Fragmento del documento
┏━━

Tras cuatro reuniones informativas, las comisiones de Presupuesto, Economía y Legislación General del Senado se reúnen este miércoles desde las 13 en el Salón Azul para intentar cerrar el dictamen del llamado Súper RIGI. La redacción final incluirá al menos dos cambios respecto de la media sanción, por lo que el proyecto deberá volver a la cámara de origen antes de quedar en condiciones de ser sancionado. En ese esquema, el oficialismo busca reunir las 25 firmas necesarias para habilitar el tratamiento en el recinto.
La negociación quedó condicionada por la falta de mayoría propia de La Libertad Avanza, que debió incorporar pedidos de bloques aliados como el Pro y la Unión Cívica Radical. Según fuentes del oficialismo citadas en el texto original, si no surgen problemas logísticos existe la posibilidad de llevar el proyecto al recinto el próximo jueves 10 de septiembre. El trámite legislativo dependerá de que la plenaria reúna los apoyos previstos y de que el texto final conserve los cambios acordados en comisión.
Cambios introducidos
Uno de los puntos incorporados obliga a las empresas que ingresen al régimen con intención de instalar un data center —un edificio destinado a alojar servidores, sistemas de almacenamiento y redes de comunicaciones— a construir sus propias subestaciones eléctricas. La modificación responde al pedido de provincias que plantearon la necesidad de mitigar el riesgo de interrupciones en el suministro. El segundo cambio agrega la promoción del desarrollo e integración de proveedores locales para las “nuevas industrias” que integren el régimen.

┗━━

Filas proporcionadas
┏━━

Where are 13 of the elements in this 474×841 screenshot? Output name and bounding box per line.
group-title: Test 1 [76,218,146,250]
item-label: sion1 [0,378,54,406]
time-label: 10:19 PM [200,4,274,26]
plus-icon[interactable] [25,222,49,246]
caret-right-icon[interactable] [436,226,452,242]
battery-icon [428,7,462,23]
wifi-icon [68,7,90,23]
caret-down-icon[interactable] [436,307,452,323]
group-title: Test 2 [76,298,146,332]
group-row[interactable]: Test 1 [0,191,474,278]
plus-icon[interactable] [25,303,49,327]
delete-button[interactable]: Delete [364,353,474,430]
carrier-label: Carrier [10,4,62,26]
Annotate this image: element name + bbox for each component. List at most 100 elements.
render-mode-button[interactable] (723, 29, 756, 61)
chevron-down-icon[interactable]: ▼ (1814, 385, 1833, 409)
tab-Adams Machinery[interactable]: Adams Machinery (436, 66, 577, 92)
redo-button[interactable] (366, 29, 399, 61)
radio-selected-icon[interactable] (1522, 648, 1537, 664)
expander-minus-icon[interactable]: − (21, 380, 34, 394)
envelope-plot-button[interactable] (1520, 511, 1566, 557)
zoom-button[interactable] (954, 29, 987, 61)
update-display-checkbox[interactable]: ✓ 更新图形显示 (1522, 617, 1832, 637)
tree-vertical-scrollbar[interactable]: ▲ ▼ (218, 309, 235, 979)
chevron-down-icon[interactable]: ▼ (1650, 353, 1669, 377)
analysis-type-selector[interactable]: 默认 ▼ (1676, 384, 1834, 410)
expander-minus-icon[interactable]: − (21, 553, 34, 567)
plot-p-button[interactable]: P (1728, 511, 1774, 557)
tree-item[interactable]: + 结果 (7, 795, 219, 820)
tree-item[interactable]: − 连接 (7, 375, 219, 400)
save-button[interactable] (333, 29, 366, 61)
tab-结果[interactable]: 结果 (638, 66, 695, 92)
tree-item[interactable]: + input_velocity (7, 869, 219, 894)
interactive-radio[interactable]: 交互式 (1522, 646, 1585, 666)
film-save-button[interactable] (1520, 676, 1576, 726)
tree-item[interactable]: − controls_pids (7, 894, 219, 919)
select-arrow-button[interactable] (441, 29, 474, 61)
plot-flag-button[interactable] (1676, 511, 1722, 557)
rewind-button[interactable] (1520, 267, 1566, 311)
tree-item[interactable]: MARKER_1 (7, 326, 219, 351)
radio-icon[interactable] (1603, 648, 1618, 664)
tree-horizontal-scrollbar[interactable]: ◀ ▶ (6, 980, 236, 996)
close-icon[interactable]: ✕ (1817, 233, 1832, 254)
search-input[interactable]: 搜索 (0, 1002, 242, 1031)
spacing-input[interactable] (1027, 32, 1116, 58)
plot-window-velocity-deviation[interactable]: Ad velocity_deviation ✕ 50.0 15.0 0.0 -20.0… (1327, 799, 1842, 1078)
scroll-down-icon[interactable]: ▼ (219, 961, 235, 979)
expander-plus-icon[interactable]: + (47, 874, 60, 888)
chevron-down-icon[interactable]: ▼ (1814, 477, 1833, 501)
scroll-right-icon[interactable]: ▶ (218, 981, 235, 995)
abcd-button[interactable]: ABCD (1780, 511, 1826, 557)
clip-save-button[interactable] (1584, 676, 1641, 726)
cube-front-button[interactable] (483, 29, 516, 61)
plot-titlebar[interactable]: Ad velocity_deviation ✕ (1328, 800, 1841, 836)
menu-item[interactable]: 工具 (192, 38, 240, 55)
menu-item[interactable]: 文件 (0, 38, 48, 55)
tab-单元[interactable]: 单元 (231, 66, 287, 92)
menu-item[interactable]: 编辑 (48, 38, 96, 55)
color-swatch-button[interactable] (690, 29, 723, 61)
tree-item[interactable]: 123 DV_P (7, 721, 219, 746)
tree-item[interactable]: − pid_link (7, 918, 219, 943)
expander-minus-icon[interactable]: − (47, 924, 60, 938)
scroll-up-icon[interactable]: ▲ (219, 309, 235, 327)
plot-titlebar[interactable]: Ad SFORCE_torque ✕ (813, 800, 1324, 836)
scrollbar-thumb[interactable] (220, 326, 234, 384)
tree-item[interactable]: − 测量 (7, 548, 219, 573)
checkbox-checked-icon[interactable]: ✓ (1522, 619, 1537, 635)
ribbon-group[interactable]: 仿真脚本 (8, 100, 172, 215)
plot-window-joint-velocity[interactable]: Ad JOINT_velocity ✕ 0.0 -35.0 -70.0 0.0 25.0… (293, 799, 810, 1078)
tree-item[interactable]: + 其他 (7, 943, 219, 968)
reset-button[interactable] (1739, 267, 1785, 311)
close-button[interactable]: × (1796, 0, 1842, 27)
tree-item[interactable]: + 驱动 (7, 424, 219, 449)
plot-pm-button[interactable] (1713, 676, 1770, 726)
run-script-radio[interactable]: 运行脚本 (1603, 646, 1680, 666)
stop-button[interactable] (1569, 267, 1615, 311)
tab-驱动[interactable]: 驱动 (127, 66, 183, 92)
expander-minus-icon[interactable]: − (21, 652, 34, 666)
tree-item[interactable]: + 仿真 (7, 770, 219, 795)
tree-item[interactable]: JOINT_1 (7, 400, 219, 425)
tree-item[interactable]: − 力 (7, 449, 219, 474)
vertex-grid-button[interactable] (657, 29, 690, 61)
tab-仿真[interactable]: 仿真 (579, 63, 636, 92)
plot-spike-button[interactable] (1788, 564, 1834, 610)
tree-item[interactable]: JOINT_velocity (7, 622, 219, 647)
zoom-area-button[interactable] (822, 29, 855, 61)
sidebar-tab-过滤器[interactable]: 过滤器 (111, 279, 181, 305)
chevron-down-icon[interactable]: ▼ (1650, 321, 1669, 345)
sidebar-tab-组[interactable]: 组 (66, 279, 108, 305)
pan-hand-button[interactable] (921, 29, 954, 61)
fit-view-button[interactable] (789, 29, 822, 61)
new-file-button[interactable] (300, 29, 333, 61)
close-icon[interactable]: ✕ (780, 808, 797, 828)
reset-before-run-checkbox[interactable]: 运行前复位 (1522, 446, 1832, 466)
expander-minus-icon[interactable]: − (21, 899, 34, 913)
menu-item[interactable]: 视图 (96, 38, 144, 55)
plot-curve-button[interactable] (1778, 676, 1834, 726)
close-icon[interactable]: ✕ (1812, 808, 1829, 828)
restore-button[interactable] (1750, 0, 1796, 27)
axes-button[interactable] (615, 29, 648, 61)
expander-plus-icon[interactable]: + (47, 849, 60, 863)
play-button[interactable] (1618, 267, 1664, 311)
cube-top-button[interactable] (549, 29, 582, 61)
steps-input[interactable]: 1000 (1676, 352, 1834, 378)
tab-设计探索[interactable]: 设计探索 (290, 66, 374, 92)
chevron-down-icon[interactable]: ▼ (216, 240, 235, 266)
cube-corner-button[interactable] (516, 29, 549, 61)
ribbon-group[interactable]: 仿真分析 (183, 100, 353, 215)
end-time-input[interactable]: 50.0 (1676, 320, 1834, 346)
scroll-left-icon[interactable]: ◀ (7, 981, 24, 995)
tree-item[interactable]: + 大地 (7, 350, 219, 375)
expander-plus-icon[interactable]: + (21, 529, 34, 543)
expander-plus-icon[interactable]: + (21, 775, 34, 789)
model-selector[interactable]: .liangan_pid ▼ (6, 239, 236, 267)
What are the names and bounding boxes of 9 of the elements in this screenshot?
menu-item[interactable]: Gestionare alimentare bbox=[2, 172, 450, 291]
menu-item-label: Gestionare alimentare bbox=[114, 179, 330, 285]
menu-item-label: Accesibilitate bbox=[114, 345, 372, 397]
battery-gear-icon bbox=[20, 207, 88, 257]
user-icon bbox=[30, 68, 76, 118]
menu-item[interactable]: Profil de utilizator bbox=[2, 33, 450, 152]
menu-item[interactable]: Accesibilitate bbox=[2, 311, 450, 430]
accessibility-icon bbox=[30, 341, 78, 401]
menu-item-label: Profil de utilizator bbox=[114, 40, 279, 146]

┗━━

Transcribe completo y sin ninguna alteración el fragmento del documento sobre el dictamen del Súper RIGI.

Tras cuatro reuniones informativas, las comisiones de Presupuesto, Economía y Legislación General del Senado se reúnen este miércoles desde las 13 en el Salón Azul para intentar cerrar el dictamen del llamado Súper RIGI. La redacción final incluirá al menos dos cambios respecto de la media sanción, por lo que el proyecto deberá volver a la cámara de origen antes de quedar en condiciones de ser sancionado. En ese esquema, el oficialismo busca reunir las 25 firmas necesarias para habilitar el tratamiento en el recinto.
La negociación quedó condicionada por la falta de mayoría propia de La Libertad Avanza, que debió incorporar pedidos de bloques aliados como el Pro y la Unión Cívica Radical. Según fuentes del oficialismo citadas en el texto original, si no surgen problemas logísticos existe la posibilidad de llevar el proyecto al recinto el próximo jueves 10 de septiembre. El trámite legislativo dependerá de que la plenaria reúna los apoyos previstos y de que el texto final conserve los cambios acordados en comisión.
Cambios introducidos
Uno de los puntos incorporados obliga a las empresas que ingresen al régimen con intención de instalar un data center —un edificio destinado a alojar servidores, sistemas de almacenamiento y redes de comunicaciones— a construir sus propias subestaciones eléctricas. La modificación responde al pedido de provincias que plantearon la necesidad de mitigar el riesgo de interrupciones en el suministro. El segundo cambio agrega la promoción del desarrollo e integración de proveedores locales para las “nuevas industrias” que integren el régimen.